▶ Records shown:
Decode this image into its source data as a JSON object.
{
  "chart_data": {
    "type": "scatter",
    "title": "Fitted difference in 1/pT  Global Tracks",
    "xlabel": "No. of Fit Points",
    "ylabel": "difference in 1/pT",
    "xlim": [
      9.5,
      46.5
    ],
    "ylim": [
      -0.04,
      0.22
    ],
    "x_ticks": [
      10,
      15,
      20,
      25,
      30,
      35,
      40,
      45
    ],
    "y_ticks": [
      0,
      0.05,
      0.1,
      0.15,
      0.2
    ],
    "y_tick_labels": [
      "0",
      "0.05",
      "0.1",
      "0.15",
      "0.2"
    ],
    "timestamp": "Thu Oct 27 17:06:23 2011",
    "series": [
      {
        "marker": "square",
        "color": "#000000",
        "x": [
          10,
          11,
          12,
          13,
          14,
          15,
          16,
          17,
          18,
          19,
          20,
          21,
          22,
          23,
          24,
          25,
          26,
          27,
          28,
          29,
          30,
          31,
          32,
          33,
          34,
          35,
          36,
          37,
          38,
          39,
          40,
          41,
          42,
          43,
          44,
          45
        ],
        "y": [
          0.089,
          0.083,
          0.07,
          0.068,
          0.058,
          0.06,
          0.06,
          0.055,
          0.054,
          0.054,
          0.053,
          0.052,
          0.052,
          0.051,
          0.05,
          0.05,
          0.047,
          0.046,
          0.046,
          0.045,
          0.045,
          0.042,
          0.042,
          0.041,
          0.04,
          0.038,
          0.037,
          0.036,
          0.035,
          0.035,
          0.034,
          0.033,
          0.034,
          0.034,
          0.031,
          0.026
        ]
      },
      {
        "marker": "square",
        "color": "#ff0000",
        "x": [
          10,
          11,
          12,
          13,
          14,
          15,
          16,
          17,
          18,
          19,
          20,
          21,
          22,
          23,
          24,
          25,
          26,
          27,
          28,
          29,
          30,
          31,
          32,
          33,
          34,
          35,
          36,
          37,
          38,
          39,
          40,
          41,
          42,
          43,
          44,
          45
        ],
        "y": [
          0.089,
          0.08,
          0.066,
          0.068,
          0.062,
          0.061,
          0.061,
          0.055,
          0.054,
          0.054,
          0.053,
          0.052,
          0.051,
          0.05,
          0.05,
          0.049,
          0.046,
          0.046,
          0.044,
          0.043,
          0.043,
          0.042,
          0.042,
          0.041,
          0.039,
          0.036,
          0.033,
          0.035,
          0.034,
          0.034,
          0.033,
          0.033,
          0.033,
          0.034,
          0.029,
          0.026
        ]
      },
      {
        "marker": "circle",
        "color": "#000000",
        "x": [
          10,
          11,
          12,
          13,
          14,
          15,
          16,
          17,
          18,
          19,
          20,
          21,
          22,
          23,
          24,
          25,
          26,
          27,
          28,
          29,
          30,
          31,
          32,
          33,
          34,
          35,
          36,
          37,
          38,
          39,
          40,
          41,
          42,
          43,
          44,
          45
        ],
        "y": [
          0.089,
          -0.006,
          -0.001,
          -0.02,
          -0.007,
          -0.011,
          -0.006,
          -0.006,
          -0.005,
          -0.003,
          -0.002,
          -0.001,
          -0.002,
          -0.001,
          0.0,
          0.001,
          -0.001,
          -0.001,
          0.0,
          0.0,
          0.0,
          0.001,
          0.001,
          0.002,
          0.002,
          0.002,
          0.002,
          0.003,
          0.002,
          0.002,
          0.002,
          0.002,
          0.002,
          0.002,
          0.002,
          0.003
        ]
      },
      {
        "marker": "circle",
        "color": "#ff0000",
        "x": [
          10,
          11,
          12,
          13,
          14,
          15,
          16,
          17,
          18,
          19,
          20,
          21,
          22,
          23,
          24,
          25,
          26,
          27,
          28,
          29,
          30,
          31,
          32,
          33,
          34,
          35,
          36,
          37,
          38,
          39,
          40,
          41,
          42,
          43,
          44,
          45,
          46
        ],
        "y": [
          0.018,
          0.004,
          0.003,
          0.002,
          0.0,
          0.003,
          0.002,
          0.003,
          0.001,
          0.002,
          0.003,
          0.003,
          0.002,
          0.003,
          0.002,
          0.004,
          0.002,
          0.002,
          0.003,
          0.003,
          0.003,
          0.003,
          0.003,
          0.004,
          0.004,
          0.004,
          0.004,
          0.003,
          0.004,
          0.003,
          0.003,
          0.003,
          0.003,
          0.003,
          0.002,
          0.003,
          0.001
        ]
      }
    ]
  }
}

▶ Goal: Retype the listing exactly, in full.

▶ Worked solution:
Decode this image into its source data as a JSON object.
{
  "chart_data": {
    "type": "scatter",
    "title": "Fitted difference in 1/pT  Global Tracks",
    "xlabel": "No. of Fit Points",
    "ylabel": "difference in 1/pT",
    "xlim": [
      9.5,
      46.5
    ],
    "ylim": [
      -0.04,
      0.22
    ],
    "x_ticks": [
      10,
      15,
      20,
      25,
      30,
      35,
      40,
      45
    ],
    "y_ticks": [
      0,
      0.05,
      0.1,
      0.15,
      0.2
    ],
    "y_tick_labels": [
      "0",
      "0.05",
      "0.1",
      "0.15",
      "0.2"
    ],
    "timestamp": "Thu Oct 27 17:06:23 2011",
    "series": [
      {
        "marker": "square",
        "color": "#000000",
        "x": [
          10,
          11,
          12,
          13,
          14,
          15,
          16,
          17,
          18,
          19,
          20,
          21,
          22,
          23,
          24,
          25,
          26,
          27,
          28,
          29,
          30,
          31,
          32,
          33,
          34,
          35,
          36,
          37,
          38,
          39,
          40,
          41,
          42,
          43,
          44,
          45
        ],
        "y": [
          0.089,
          0.083,
          0.07,
          0.068,
          0.058,
          0.06,
          0.06,
          0.055,
          0.054,
          0.054,
          0.053,
          0.052,
          0.052,
          0.051,
          0.05,
          0.05,
          0.047,
          0.046,
          0.046,
          0.045,
          0.045,
          0.042,
          0.042,
          0.041,
          0.04,
          0.038,
          0.037,
          0.036,
          0.035,
          0.035,
          0.034,
          0.033,
          0.034,
          0.034,
          0.031,
          0.026
        ]
      },
      {
        "marker": "square",
        "color": "#ff0000",
        "x": [
          10,
          11,
          12,
          13,
          14,
          15,
          16,
          17,
          18,
          19,
          20,
          21,
          22,
          23,
          24,
          25,
          26,
          27,
          28,
          29,
          30,
          31,
          32,
          33,
          34,
          35,
          36,
          37,
          38,
          39,
          40,
          41,
          42,
          43,
          44,
          45
        ],
        "y": [
          0.089,
          0.08,
          0.066,
          0.068,
          0.062,
          0.061,
          0.061,
          0.055,
          0.054,
          0.054,
          0.053,
          0.052,
          0.051,
          0.05,
          0.05,
          0.049,
          0.046,
          0.046,
          0.044,
          0.043,
          0.043,
          0.042,
          0.042,
          0.041,
          0.039,
          0.036,
          0.033,
          0.035,
          0.034,
          0.034,
          0.033,
          0.033,
          0.033,
          0.034,
          0.029,
          0.026
        ]
      },
      {
        "marker": "circle",
        "color": "#000000",
        "x": [
          10,
          11,
          12,
          13,
          14,
          15,
          16,
          17,
          18,
          19,
          20,
          21,
          22,
          23,
          24,
          25,
          26,
          27,
          28,
          29,
          30,
          31,
          32,
          33,
          34,
          35,
          36,
          37,
          38,
          39,
          40,
          41,
          42,
          43,
          44,
          45
        ],
        "y": [
          0.089,
          -0.006,
          -0.001,
          -0.02,
          -0.007,
          -0.011,
          -0.006,
          -0.006,
          -0.005,
          -0.003,
          -0.002,
          -0.001,
          -0.002,
          -0.001,
          0.0,
          0.001,
          -0.001,
          -0.001,
          0.0,
          0.0,
          0.0,
          0.001,
          0.001,
          0.002,
          0.002,
          0.002,
          0.002,
          0.003,
          0.002,
          0.002,
          0.002,
          0.002,
          0.002,
          0.002,
          0.002,
          0.003
        ]
      },
      {
        "marker": "circle",
        "color": "#ff0000",
        "x": [
          10,
          11,
          12,
          13,
          14,
          15,
          16,
          17,
          18,
          19,
          20,
          21,
          22,
          23,
          24,
          25,
          26,
          27,
          28,
          29,
          30,
          31,
          32,
          33,
          34,
          35,
          36,
          37,
          38,
          39,
          40,
          41,
          42,
          43,
          44,
          45,
          46
        ],
        "y": [
          0.018,
          0.004,
          0.003,
          0.002,
          0.0,
          0.003,
          0.002,
          0.003,
          0.001,
          0.002,
          0.003,
          0.003,
          0.002,
          0.003,
          0.002,
          0.004,
          0.002,
          0.002,
          0.003,
          0.003,
          0.003,
          0.003,
          0.003,
          0.004,
          0.004,
          0.004,
          0.004,
          0.003,
          0.004,
          0.003,
          0.003,
          0.003,
          0.003,
          0.003,
          0.002,
          0.003,
          0.001
        ]
      }
    ]
  }
}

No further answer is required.